Records from a collection

---------------

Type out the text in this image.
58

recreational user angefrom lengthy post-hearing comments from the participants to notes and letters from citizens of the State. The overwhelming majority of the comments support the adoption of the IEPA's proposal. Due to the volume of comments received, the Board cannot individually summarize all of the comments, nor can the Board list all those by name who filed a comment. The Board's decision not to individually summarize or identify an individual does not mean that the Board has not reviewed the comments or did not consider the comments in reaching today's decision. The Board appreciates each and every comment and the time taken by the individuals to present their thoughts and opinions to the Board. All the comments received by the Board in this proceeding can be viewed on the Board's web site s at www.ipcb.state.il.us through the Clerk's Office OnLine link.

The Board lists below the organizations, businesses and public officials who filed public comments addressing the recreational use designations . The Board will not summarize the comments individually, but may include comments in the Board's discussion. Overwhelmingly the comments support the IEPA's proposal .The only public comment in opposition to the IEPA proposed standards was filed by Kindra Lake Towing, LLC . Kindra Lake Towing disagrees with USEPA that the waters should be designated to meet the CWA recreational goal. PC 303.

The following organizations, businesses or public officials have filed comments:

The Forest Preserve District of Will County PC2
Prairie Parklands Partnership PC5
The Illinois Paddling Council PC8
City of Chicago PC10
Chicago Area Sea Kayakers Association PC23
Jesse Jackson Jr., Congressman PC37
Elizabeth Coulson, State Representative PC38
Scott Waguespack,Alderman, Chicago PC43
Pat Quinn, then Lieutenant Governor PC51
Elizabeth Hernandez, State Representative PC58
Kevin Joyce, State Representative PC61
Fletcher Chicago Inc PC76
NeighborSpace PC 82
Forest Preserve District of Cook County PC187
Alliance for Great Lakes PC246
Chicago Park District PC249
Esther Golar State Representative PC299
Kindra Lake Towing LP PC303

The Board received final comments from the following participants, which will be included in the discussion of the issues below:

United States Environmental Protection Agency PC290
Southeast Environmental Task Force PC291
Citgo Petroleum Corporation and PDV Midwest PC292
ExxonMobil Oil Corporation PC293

---------------

WRITTEN TASK >> Transcribe the material above word for word.

SOLUTION FOR THIS TASK >>
Type out the text in this image.
58

recreational user angefrom lengthy post-hearing comments from the participants to notes and letters from citizens of the State. The overwhelming majority of the comments support the adoption of the IEPA's proposal. Due to the volume of comments received, the Board cannot individually summarize all of the comments, nor can the Board list all those by name who filed a comment. The Board's decision not to individually summarize or identify an individual does not mean that the Board has not reviewed the comments or did not consider the comments in reaching today's decision. The Board appreciates each and every comment and the time taken by the individuals to present their thoughts and opinions to the Board. All the comments received by the Board in this proceeding can be viewed on the Board's web site s at www.ipcb.state.il.us through the Clerk's Office OnLine link.

The Board lists below the organizations, businesses and public officials who filed public comments addressing the recreational use designations . The Board will not summarize the comments individually, but may include comments in the Board's discussion. Overwhelmingly the comments support the IEPA's proposal .The only public comment in opposition to the IEPA proposed standards was filed by Kindra Lake Towing, LLC . Kindra Lake Towing disagrees with USEPA that the waters should be designated to meet the CWA recreational goal. PC 303.

The following organizations, businesses or public officials have filed comments:

The Forest Preserve District of Will County PC2
Prairie Parklands Partnership PC5
The Illinois Paddling Council PC8
City of Chicago PC10
Chicago Area Sea Kayakers Association PC23
Jesse Jackson Jr., Congressman PC37
Elizabeth Coulson, State Representative PC38
Scott Waguespack,Alderman, Chicago PC43
Pat Quinn, then Lieutenant Governor PC51
Elizabeth Hernandez, State Representative PC58
Kevin Joyce, State Representative PC61
Fletcher Chicago Inc PC76
NeighborSpace PC 82
Forest Preserve District of Cook County PC187
Alliance for Great Lakes PC246
Chicago Park District PC249
Esther Golar State Representative PC299
Kindra Lake Towing LP PC303

The Board received final comments from the following participants, which will be included in the discussion of the issues below:

United States Environmental Protection Agency PC290
Southeast Environmental Task Force PC291
Citgo Petroleum Corporation and PDV Midwest PC292
ExxonMobil Oil Corporation PC293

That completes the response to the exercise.